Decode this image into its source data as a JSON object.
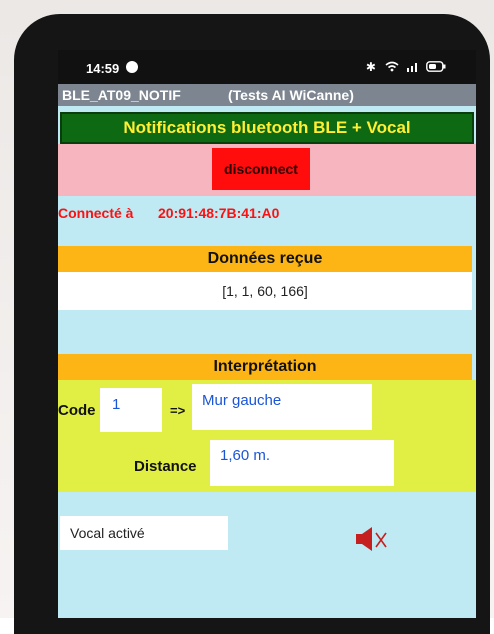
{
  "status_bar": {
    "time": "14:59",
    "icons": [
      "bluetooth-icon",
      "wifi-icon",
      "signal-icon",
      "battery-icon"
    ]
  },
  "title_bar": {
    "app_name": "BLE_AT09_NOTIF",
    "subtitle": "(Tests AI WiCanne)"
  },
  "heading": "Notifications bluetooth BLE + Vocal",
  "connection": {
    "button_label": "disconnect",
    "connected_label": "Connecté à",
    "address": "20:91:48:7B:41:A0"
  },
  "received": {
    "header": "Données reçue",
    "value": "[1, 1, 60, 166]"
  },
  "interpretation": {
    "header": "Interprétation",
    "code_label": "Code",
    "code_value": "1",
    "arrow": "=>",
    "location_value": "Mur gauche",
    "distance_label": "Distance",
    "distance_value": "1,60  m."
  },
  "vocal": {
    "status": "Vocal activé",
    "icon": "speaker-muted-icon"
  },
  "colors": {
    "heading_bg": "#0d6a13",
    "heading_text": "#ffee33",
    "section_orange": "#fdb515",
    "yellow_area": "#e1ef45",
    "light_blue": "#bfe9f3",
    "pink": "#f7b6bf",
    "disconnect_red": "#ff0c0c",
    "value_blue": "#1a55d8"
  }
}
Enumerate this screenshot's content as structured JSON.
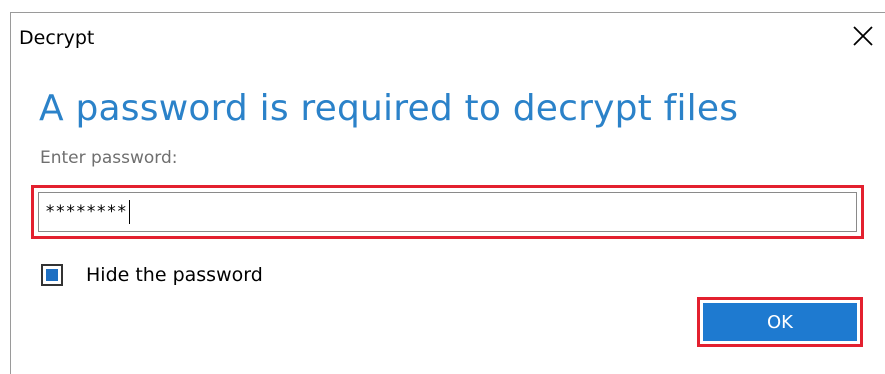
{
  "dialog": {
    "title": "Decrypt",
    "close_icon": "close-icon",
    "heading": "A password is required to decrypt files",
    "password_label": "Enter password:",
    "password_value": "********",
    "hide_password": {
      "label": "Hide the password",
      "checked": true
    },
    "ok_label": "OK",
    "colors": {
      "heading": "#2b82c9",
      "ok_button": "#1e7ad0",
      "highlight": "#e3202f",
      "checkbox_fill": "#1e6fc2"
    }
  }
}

→ Exercise aim
Pictures are excluded; repeat every record exactly.

→ Solution
Decode this image into its source data as a JSON object.
{
  "status_bar": {
    "time": "14:59",
    "icons": [
      "bluetooth-icon",
      "wifi-icon",
      "signal-icon",
      "battery-icon"
    ]
  },
  "title_bar": {
    "app_name": "BLE_AT09_NOTIF",
    "subtitle": "(Tests AI WiCanne)"
  },
  "heading": "Notifications bluetooth BLE + Vocal",
  "connection": {
    "button_label": "disconnect",
    "connected_label": "Connecté à",
    "address": "20:91:48:7B:41:A0"
  },
  "received": {
    "header": "Données reçue",
    "value": "[1, 1, 60, 166]"
  },
  "interpretation": {
    "header": "Interprétation",
    "code_label": "Code",
    "code_value": "1",
    "arrow": "=>",
    "location_value": "Mur gauche",
    "distance_label": "Distance",
    "distance_value": "1,60  m."
  },
  "vocal": {
    "status": "Vocal activé",
    "icon": "speaker-muted-icon"
  },
  "colors": {
    "heading_bg": "#0d6a13",
    "heading_text": "#ffee33",
    "section_orange": "#fdb515",
    "yellow_area": "#e1ef45",
    "light_blue": "#bfe9f3",
    "pink": "#f7b6bf",
    "disconnect_red": "#ff0c0c",
    "value_blue": "#1a55d8"
  }
}
Enumerate this screenshot's content as structured JSON.
{
  "dialog": {
    "title": "Decrypt",
    "close_icon": "close-icon",
    "heading": "A password is required to decrypt files",
    "password_label": "Enter password:",
    "password_value": "********",
    "hide_password": {
      "label": "Hide the password",
      "checked": true
    },
    "ok_label": "OK",
    "colors": {
      "heading": "#2b82c9",
      "ok_button": "#1e7ad0",
      "highlight": "#e3202f",
      "checkbox_fill": "#1e6fc2"
    }
  }
}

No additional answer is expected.